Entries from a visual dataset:
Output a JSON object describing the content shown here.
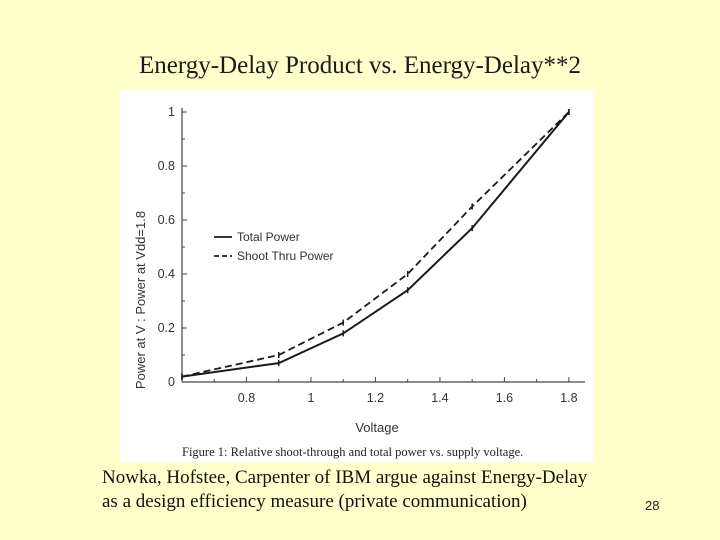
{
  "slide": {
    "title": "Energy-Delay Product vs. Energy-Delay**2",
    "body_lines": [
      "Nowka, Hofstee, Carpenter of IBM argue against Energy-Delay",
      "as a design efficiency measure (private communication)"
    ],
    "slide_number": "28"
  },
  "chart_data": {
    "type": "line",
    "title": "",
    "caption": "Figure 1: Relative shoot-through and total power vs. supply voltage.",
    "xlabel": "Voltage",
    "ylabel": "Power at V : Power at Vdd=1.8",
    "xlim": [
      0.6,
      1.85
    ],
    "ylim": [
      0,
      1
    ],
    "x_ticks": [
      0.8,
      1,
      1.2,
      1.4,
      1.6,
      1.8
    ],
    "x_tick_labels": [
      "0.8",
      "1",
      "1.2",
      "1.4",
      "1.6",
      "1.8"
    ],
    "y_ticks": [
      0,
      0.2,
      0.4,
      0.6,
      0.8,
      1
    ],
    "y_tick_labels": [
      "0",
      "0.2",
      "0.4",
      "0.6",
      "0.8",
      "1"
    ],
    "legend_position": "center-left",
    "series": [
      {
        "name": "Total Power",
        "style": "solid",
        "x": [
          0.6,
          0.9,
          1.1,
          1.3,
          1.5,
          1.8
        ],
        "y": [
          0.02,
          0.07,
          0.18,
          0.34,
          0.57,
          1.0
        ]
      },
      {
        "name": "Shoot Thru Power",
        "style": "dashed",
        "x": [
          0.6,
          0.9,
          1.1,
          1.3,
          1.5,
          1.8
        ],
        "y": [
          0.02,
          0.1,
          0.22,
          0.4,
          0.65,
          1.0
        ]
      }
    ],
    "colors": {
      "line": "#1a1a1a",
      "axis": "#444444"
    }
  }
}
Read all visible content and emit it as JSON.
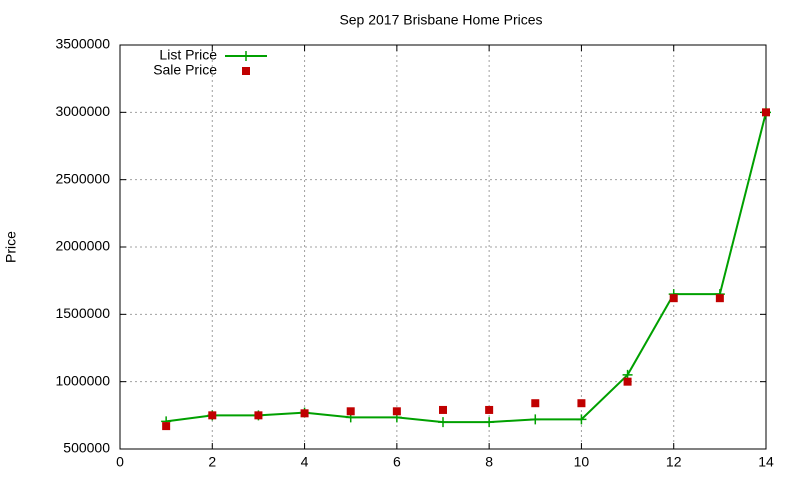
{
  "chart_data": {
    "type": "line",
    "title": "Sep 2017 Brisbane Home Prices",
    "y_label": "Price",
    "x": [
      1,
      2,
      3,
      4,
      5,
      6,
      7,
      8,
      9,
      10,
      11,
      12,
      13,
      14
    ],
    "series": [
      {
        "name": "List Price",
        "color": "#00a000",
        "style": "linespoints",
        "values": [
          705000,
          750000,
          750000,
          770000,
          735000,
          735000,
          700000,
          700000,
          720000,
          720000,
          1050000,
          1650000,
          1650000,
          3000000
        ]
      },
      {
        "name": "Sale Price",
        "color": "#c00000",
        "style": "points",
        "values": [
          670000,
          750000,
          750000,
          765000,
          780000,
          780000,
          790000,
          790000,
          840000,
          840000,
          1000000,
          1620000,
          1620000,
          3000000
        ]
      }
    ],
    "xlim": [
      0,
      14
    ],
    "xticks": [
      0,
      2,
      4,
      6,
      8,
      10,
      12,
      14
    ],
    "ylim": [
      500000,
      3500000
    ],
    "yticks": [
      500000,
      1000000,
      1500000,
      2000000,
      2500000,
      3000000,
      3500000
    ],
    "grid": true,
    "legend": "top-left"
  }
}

▸ EXERCISE:
Across the preceding material, how many lines contain the word "name"? State the number alone.

▸ WRITTEN ANSWER:
4